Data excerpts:
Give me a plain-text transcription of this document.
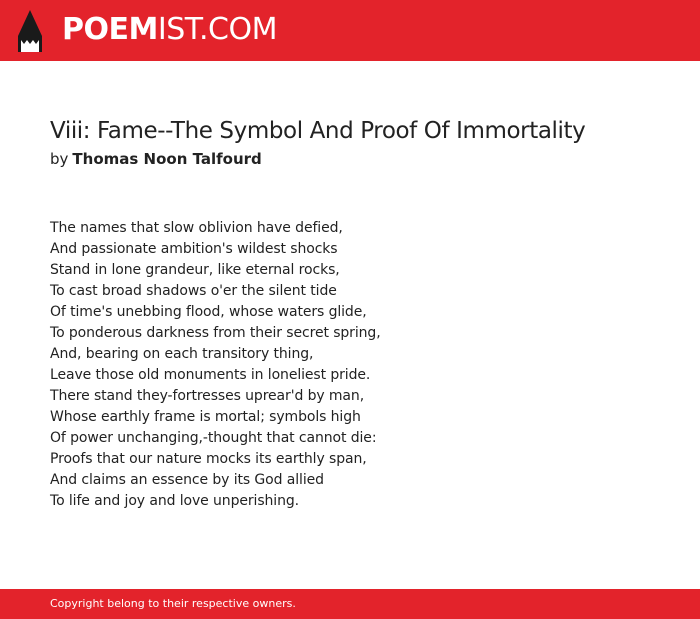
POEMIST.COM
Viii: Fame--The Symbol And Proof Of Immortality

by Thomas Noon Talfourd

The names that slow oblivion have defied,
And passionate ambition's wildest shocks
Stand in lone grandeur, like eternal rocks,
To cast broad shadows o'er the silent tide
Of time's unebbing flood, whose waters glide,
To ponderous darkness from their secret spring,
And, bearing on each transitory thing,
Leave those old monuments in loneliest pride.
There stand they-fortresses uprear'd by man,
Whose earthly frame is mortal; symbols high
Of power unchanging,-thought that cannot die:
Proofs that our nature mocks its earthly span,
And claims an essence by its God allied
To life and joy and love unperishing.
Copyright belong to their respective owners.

---

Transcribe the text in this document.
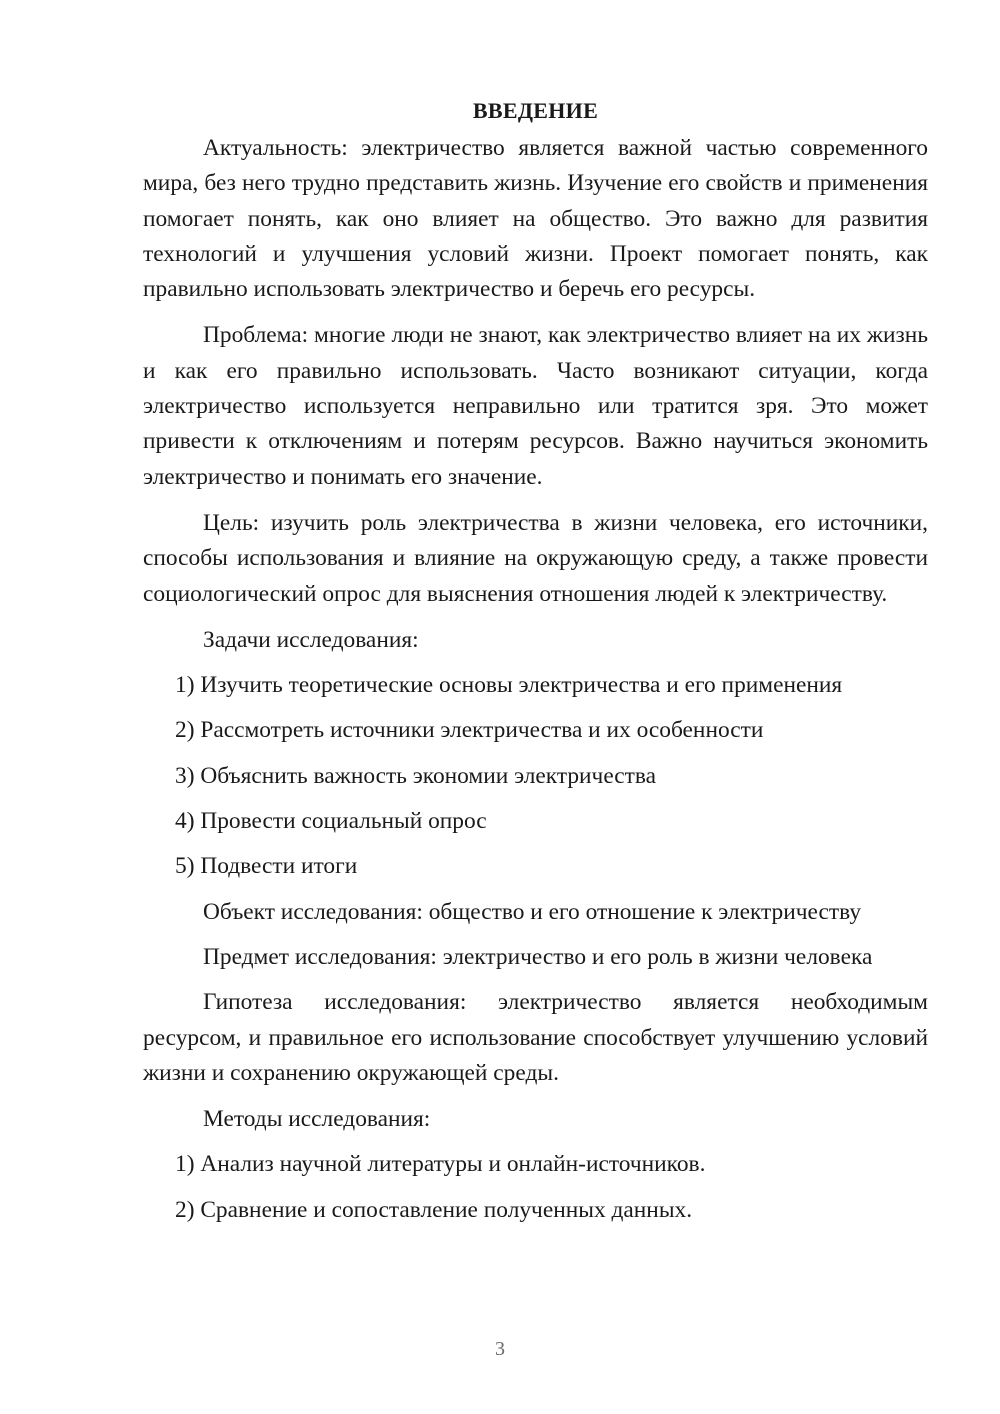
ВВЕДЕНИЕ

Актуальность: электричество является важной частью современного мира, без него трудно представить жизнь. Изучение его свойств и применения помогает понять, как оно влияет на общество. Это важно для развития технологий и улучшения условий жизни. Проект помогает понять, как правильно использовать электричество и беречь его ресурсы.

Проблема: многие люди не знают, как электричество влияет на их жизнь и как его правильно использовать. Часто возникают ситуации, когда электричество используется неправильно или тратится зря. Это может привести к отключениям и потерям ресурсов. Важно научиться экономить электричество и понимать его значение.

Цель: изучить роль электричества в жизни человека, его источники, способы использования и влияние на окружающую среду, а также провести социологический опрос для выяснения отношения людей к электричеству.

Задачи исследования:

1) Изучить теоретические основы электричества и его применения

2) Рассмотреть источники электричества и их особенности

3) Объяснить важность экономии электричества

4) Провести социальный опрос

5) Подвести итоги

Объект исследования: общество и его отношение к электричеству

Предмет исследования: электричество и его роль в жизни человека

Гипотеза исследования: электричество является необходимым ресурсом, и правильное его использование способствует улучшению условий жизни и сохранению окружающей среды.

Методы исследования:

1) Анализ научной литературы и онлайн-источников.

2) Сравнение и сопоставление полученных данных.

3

## [Work to complete]
Show each line holding the word "является".

## [Answer to the task]
Актуальность: электричество является важной частью современного мира, без него трудно представить жизнь. Изучение его свойств и применения помогает понять, как оно влияет на общество. Это важно для развития технологий и улучшения условий жизни. Проект помогает понять, как правильно использовать электричество и беречь его ресурсы.
Гипотеза исследования: электричество является необходимым ресурсом, и правильное его использование способствует улучшению условий жизни и сохранению окружающей среды.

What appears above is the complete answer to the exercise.